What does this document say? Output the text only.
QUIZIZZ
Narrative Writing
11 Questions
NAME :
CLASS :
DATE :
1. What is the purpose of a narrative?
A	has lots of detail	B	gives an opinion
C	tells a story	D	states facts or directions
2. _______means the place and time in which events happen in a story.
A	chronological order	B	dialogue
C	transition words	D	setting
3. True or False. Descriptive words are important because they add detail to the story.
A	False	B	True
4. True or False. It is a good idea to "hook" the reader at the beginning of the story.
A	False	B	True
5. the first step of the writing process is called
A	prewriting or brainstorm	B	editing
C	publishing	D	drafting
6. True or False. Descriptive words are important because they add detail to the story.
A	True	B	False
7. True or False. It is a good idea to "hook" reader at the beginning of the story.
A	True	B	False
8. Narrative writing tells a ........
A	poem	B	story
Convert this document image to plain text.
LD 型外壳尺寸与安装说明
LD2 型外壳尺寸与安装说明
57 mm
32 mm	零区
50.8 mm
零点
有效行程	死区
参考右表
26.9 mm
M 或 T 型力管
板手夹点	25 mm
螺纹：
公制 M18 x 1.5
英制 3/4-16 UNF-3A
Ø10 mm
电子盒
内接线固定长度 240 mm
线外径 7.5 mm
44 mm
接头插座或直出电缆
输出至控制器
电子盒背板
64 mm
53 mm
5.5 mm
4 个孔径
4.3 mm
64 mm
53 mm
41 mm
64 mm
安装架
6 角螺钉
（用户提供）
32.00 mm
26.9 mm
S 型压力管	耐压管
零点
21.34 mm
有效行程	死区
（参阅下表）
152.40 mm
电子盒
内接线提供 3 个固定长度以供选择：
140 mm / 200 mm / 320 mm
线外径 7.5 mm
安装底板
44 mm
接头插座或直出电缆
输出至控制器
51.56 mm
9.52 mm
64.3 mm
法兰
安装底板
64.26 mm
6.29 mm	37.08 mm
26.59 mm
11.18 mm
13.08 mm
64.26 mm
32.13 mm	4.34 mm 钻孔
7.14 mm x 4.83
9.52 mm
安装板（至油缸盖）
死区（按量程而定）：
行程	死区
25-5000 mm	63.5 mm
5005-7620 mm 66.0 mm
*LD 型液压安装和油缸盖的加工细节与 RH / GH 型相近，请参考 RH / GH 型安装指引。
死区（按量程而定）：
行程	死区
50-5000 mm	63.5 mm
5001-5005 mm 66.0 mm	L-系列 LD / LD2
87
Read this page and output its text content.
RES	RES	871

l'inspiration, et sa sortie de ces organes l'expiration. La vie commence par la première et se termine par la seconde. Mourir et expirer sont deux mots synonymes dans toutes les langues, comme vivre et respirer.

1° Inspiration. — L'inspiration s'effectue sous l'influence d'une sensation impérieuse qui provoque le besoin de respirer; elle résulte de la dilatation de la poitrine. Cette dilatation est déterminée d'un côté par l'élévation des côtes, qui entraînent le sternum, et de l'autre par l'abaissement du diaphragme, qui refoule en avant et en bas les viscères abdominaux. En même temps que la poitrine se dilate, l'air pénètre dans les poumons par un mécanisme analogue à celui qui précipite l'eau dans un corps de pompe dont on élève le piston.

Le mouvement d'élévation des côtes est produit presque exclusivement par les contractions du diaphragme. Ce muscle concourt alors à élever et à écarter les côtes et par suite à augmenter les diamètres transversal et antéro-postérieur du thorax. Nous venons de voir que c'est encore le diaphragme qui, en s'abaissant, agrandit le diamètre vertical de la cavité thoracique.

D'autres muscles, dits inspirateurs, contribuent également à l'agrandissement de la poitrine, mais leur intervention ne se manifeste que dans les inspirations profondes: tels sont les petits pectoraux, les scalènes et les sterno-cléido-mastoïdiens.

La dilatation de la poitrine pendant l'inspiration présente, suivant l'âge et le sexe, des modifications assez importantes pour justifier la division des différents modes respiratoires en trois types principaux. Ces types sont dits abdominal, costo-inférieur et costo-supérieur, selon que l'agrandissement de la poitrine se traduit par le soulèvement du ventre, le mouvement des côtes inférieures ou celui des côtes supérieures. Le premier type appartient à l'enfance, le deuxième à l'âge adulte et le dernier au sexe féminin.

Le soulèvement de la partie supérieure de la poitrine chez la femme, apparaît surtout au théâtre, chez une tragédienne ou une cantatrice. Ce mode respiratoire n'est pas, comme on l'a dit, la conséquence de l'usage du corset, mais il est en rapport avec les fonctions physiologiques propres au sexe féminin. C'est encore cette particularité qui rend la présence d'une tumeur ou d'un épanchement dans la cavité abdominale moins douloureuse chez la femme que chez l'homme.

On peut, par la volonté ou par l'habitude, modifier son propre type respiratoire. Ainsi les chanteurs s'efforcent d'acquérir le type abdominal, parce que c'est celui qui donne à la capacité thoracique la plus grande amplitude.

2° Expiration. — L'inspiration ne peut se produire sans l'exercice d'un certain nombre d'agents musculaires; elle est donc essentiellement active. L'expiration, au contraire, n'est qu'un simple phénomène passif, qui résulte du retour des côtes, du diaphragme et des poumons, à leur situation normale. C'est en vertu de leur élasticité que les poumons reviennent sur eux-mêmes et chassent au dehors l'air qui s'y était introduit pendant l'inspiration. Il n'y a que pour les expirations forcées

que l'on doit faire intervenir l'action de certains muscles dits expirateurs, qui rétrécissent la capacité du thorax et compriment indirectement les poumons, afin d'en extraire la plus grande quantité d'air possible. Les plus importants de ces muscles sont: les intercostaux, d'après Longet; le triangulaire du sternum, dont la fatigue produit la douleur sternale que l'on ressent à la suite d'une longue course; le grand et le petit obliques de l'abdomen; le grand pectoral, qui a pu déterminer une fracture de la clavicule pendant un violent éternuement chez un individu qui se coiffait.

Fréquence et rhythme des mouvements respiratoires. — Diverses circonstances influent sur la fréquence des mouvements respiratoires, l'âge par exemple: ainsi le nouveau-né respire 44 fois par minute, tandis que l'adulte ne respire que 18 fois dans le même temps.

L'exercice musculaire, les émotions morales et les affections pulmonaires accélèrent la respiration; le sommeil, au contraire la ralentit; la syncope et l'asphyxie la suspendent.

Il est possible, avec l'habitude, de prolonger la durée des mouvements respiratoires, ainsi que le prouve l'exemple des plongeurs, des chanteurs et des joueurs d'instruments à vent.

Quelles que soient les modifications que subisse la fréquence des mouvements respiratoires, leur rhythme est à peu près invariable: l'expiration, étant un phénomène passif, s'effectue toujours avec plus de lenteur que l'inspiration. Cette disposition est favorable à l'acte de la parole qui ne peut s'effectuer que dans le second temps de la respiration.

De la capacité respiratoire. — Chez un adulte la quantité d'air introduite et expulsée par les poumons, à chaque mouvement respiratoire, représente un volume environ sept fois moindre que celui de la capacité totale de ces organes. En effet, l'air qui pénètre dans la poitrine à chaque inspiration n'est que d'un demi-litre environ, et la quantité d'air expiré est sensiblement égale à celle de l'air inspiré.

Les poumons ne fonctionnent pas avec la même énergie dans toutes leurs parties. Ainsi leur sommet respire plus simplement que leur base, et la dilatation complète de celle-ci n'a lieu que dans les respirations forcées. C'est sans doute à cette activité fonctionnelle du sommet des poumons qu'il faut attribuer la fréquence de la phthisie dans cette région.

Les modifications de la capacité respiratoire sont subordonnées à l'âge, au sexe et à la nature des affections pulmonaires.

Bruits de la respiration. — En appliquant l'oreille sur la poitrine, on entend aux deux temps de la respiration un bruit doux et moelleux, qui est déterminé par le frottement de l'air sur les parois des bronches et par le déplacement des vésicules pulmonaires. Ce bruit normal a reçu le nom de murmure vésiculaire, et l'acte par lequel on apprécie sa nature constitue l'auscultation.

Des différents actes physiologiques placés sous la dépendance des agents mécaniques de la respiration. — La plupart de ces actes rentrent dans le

-*-

In the records above, find each line with the word "hook" and copy it.

4. True or False. It is a good idea to "hook" the reader at the beginning of the story.
7. True or False. It is a good idea to "hook" reader at the beginning of the story.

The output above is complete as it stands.